_REQUIRED TASK_: Copy all of the material word for word, except for the pictures.

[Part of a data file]

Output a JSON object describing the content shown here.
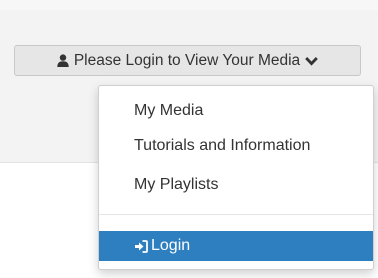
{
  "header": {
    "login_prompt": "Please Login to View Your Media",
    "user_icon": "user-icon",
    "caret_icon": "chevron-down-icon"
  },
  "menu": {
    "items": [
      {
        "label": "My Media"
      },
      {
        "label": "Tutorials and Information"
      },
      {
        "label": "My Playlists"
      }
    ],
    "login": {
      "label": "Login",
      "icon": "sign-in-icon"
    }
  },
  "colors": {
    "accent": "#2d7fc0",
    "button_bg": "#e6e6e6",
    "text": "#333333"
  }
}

_SOLUTION TO THIS TASK_:
Output a JSON object describing the content shown here.
{
  "header": {
    "login_prompt": "Please Login to View Your Media",
    "user_icon": "user-icon",
    "caret_icon": "chevron-down-icon"
  },
  "menu": {
    "items": [
      {
        "label": "My Media"
      },
      {
        "label": "Tutorials and Information"
      },
      {
        "label": "My Playlists"
      }
    ],
    "login": {
      "label": "Login",
      "icon": "sign-in-icon"
    }
  },
  "colors": {
    "accent": "#2d7fc0",
    "button_bg": "#e6e6e6",
    "text": "#333333"
  }
}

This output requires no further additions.